Lines of data:
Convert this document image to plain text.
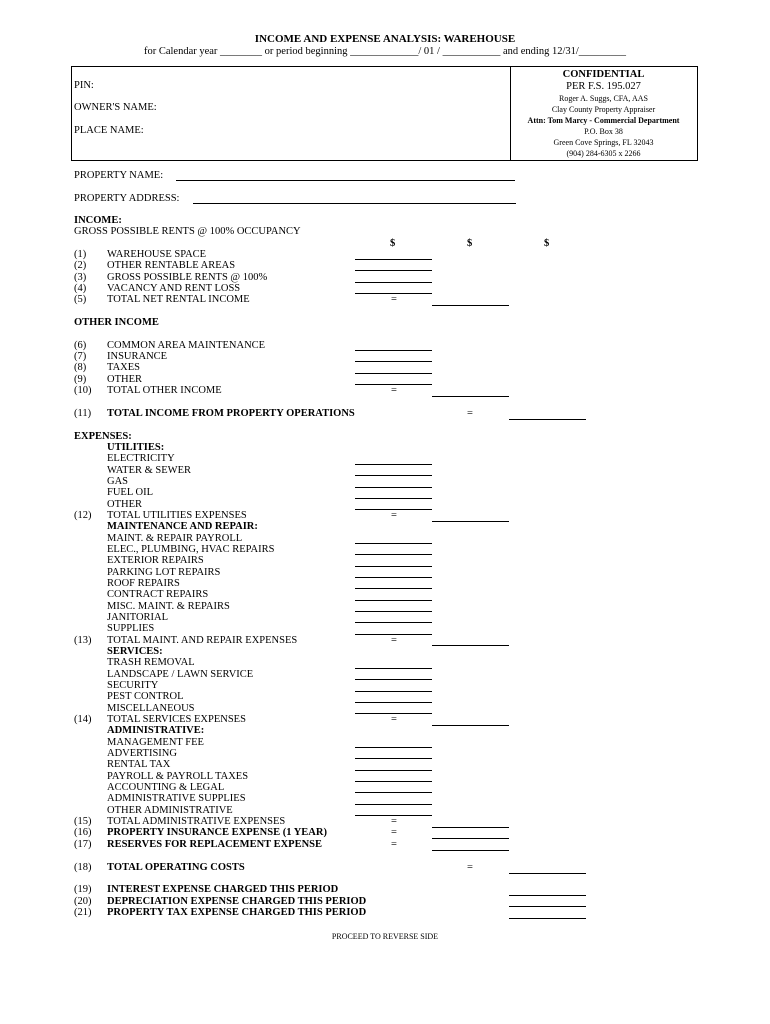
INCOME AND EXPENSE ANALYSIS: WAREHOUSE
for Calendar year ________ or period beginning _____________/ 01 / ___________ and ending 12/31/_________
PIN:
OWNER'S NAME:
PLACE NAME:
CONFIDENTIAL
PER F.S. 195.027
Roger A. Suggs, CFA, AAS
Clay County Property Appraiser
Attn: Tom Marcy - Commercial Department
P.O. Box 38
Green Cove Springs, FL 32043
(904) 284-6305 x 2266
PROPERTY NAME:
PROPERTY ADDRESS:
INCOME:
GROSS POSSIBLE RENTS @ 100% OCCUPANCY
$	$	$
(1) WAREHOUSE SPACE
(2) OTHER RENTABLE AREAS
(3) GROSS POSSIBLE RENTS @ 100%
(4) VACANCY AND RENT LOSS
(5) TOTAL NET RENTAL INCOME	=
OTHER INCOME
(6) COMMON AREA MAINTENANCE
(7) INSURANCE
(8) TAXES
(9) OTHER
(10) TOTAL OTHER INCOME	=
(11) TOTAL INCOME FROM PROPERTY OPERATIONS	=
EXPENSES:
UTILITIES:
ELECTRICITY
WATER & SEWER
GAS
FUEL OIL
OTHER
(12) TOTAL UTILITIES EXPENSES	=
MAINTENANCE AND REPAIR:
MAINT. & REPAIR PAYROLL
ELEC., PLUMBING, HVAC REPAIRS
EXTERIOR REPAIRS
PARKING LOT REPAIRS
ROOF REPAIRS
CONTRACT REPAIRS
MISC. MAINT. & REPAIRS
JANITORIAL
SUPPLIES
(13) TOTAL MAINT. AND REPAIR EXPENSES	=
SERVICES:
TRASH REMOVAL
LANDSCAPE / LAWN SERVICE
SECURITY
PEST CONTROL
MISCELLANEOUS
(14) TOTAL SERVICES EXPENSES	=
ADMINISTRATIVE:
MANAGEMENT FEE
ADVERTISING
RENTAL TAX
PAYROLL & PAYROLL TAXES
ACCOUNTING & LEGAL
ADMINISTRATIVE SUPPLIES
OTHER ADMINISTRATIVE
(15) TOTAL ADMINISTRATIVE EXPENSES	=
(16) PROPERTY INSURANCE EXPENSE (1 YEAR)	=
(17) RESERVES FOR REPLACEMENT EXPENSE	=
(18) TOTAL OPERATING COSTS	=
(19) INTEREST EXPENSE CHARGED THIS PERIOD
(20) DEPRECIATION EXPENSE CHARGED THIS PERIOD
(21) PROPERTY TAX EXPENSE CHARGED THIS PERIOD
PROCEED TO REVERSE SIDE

Goal of the exercise:
Quote every record above exactly, omitting any pictures they contain.

Written solution:
Convert this document image to plain text.
INCOME AND EXPENSE ANALYSIS: WAREHOUSE
for Calendar year ________ or period beginning _____________/ 01 / ___________ and ending 12/31/_________
PIN:
OWNER'S NAME:
PLACE NAME:
CONFIDENTIAL
PER F.S. 195.027
Roger A. Suggs, CFA, AAS
Clay County Property Appraiser
Attn: Tom Marcy - Commercial Department
P.O. Box 38
Green Cove Springs, FL 32043
(904) 284-6305 x 2266
PROPERTY NAME:
PROPERTY ADDRESS:
INCOME:
GROSS POSSIBLE RENTS @ 100% OCCUPANCY
$	$	$
(1) WAREHOUSE SPACE
(2) OTHER RENTABLE AREAS
(3) GROSS POSSIBLE RENTS @ 100%
(4) VACANCY AND RENT LOSS
(5) TOTAL NET RENTAL INCOME	=
OTHER INCOME
(6) COMMON AREA MAINTENANCE
(7) INSURANCE
(8) TAXES
(9) OTHER
(10) TOTAL OTHER INCOME	=
(11) TOTAL INCOME FROM PROPERTY OPERATIONS	=
EXPENSES:
UTILITIES:
ELECTRICITY
WATER & SEWER
GAS
FUEL OIL
OTHER
(12) TOTAL UTILITIES EXPENSES	=
MAINTENANCE AND REPAIR:
MAINT. & REPAIR PAYROLL
ELEC., PLUMBING, HVAC REPAIRS
EXTERIOR REPAIRS
PARKING LOT REPAIRS
ROOF REPAIRS
CONTRACT REPAIRS
MISC. MAINT. & REPAIRS
JANITORIAL
SUPPLIES
(13) TOTAL MAINT. AND REPAIR EXPENSES	=
SERVICES:
TRASH REMOVAL
LANDSCAPE / LAWN SERVICE
SECURITY
PEST CONTROL
MISCELLANEOUS
(14) TOTAL SERVICES EXPENSES	=
ADMINISTRATIVE:
MANAGEMENT FEE
ADVERTISING
RENTAL TAX
PAYROLL & PAYROLL TAXES
ACCOUNTING & LEGAL
ADMINISTRATIVE SUPPLIES
OTHER ADMINISTRATIVE
(15) TOTAL ADMINISTRATIVE EXPENSES	=
(16) PROPERTY INSURANCE EXPENSE (1 YEAR)	=
(17) RESERVES FOR REPLACEMENT EXPENSE	=
(18) TOTAL OPERATING COSTS	=
(19) INTEREST EXPENSE CHARGED THIS PERIOD
(20) DEPRECIATION EXPENSE CHARGED THIS PERIOD
(21) PROPERTY TAX EXPENSE CHARGED THIS PERIOD
PROCEED TO REVERSE SIDE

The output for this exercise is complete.